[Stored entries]
--- --- ---
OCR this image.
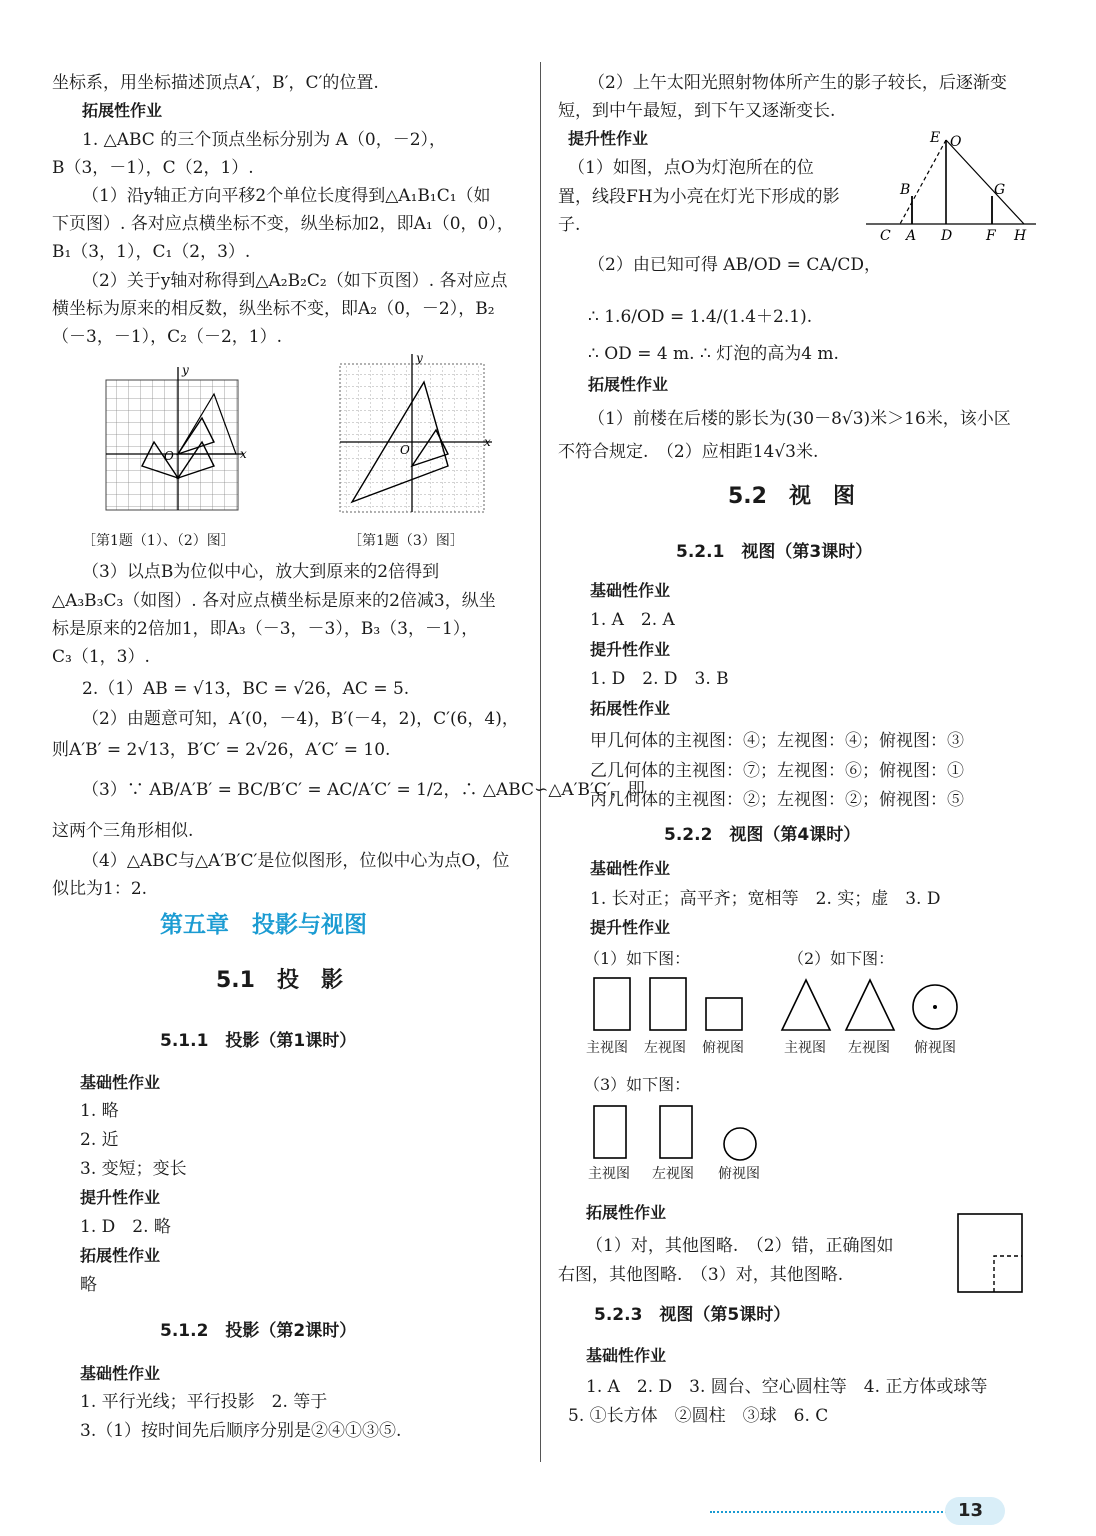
坐标系，用坐标描述顶点A′，B′，C′的位置.
拓展性作业
1. △ABC 的三个顶点坐标分别为 A（0，－2），
B（3，－1），C（2，1）.
（1）沿y轴正方向平移2个单位长度得到△A₁B₁C₁（如
下页图）. 各对应点横坐标不变，纵坐标加2，即A₁（0，0），
B₁（3，1），C₁（2，3）.
（2）关于y轴对称得到△A₂B₂C₂（如下页图）. 各对应点
横坐标为原来的相反数，纵坐标不变，即A₂（0，－2），B₂
（－3，－1），C₂（－2，1）.
y
x
O
［第1题（1）、（2）图］
y
x
O
［第1题（3）图］
（3）以点B为位似中心，放大到原来的2倍得到
△A₃B₃C₃（如图）. 各对应点横坐标是原来的2倍减3，纵坐
标是原来的2倍加1，即A₃（－3，－3），B₃（3，－1），
C₃（1，3）.
2.（1）AB = √13，BC = √26，AC = 5.
（2）由题意可知，A′(0，－4)，B′(－4，2)，C′(6，4)，
则A′B′ = 2√13，B′C′ = 2√26，A′C′ = 10.
（3）∵ AB/A′B′ = BC/B′C′ = AC/A′C′ = 1/2，∴ △ABC∽△A′B′C′，即
这两个三角形相似.
（4）△ABC与△A′B′C′是位似图形，位似中心为点O，位
似比为1：2.
第五章　投影与视图
5.1　投　影
5.1.1　投影（第1课时）
基础性作业
1. 略
2. 近
3. 变短；变长
提升性作业
1. D　2. 略
拓展性作业
略
5.1.2　投影（第2课时）
基础性作业
1. 平行光线；平行投影　2. 等于
3.（1）按时间先后顺序分别是②④①③⑤.
（2）上午太阳光照射物体所产生的影子较长，后逐渐变
短，到中午最短，到下午又逐渐变长.
提升性作业
（1）如图，点O为灯泡所在的位
置，线段FH为小亮在灯光下形成的影
子.
E O
B	G
C A D F H
（2）由已知可得 AB/OD = CA/CD，
∴ 1.6/OD = 1.4/(1.4＋2.1).
∴ OD = 4 m. ∴ 灯泡的高为4 m.
拓展性作业
（1）前楼在后楼的影长为(30－8√3)米＞16米，该小区
不符合规定.　（2）应相距14√3米.
5.2　视　图
5.2.1　视图（第3课时）
基础性作业
1. A　2. A
提升性作业
1. D　2. D　3. B
拓展性作业
甲几何体的主视图：④；左视图：④；俯视图：③
乙几何体的主视图：⑦；左视图：⑥；俯视图：①
丙几何体的主视图：②；左视图：②；俯视图：⑤
5.2.2　视图（第4课时）
基础性作业
1. 长对正；高平齐；宽相等　2. 实；虚　3. D
提升性作业
（1）如下图：	（2）如下图：
主视图 左视图 俯视图	主视图 左视图 俯视图
（3）如下图：
主视图 左视图 俯视图
拓展性作业
（1）对，其他图略.　（2）错，正确图如
右图，其他图略.　（3）对，其他图略.
5.2.3　视图（第5课时）
基础性作业
1. A　2. D　3. 圆台、空心圆柱等　4. 正方体或球等
5. ①长方体　②圆柱　③球　6. C
13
--- --- ---
▸ What you are asked to do
Generate a word-for-word copy of the preceding records, excluding all pictures.

▸ Solution to the problem
OCR this image.
坐标系，用坐标描述顶点A′，B′，C′的位置.
拓展性作业
1. △ABC 的三个顶点坐标分别为 A（0，－2），
B（3，－1），C（2，1）.
（1）沿y轴正方向平移2个单位长度得到△A₁B₁C₁（如
下页图）. 各对应点横坐标不变，纵坐标加2，即A₁（0，0），
B₁（3，1），C₁（2，3）.
（2）关于y轴对称得到△A₂B₂C₂（如下页图）. 各对应点
横坐标为原来的相反数，纵坐标不变，即A₂（0，－2），B₂
（－3，－1），C₂（－2，1）.
y
x
O
［第1题（1）、（2）图］
y
x
O
［第1题（3）图］
（3）以点B为位似中心，放大到原来的2倍得到
△A₃B₃C₃（如图）. 各对应点横坐标是原来的2倍减3，纵坐
标是原来的2倍加1，即A₃（－3，－3），B₃（3，－1），
C₃（1，3）.
2.（1）AB = √13，BC = √26，AC = 5.
（2）由题意可知，A′(0，－4)，B′(－4，2)，C′(6，4)，
则A′B′ = 2√13，B′C′ = 2√26，A′C′ = 10.
（3）∵ AB/A′B′ = BC/B′C′ = AC/A′C′ = 1/2，∴ △ABC∽△A′B′C′，即
这两个三角形相似.
（4）△ABC与△A′B′C′是位似图形，位似中心为点O，位
似比为1：2.
第五章　投影与视图
5.1　投　影
5.1.1　投影（第1课时）
基础性作业
1. 略
2. 近
3. 变短；变长
提升性作业
1. D　2. 略
拓展性作业
略
5.1.2　投影（第2课时）
基础性作业
1. 平行光线；平行投影　2. 等于
3.（1）按时间先后顺序分别是②④①③⑤.
（2）上午太阳光照射物体所产生的影子较长，后逐渐变
短，到中午最短，到下午又逐渐变长.
提升性作业
（1）如图，点O为灯泡所在的位
置，线段FH为小亮在灯光下形成的影
子.
E O
B	G
C A D F H
（2）由已知可得 AB/OD = CA/CD，
∴ 1.6/OD = 1.4/(1.4＋2.1).
∴ OD = 4 m. ∴ 灯泡的高为4 m.
拓展性作业
（1）前楼在后楼的影长为(30－8√3)米＞16米，该小区
不符合规定.　（2）应相距14√3米.
5.2　视　图
5.2.1　视图（第3课时）
基础性作业
1. A　2. A
提升性作业
1. D　2. D　3. B
拓展性作业
甲几何体的主视图：④；左视图：④；俯视图：③
乙几何体的主视图：⑦；左视图：⑥；俯视图：①
丙几何体的主视图：②；左视图：②；俯视图：⑤
5.2.2　视图（第4课时）
基础性作业
1. 长对正；高平齐；宽相等　2. 实；虚　3. D
提升性作业
（1）如下图：	（2）如下图：
主视图 左视图 俯视图	主视图 左视图 俯视图
（3）如下图：
主视图 左视图 俯视图
拓展性作业
（1）对，其他图略.　（2）错，正确图如
右图，其他图略.　（3）对，其他图略.
5.2.3　视图（第5课时）
基础性作业
1. A　2. D　3. 圆台、空心圆柱等　4. 正方体或球等
5. ①长方体　②圆柱　③球　6. C
13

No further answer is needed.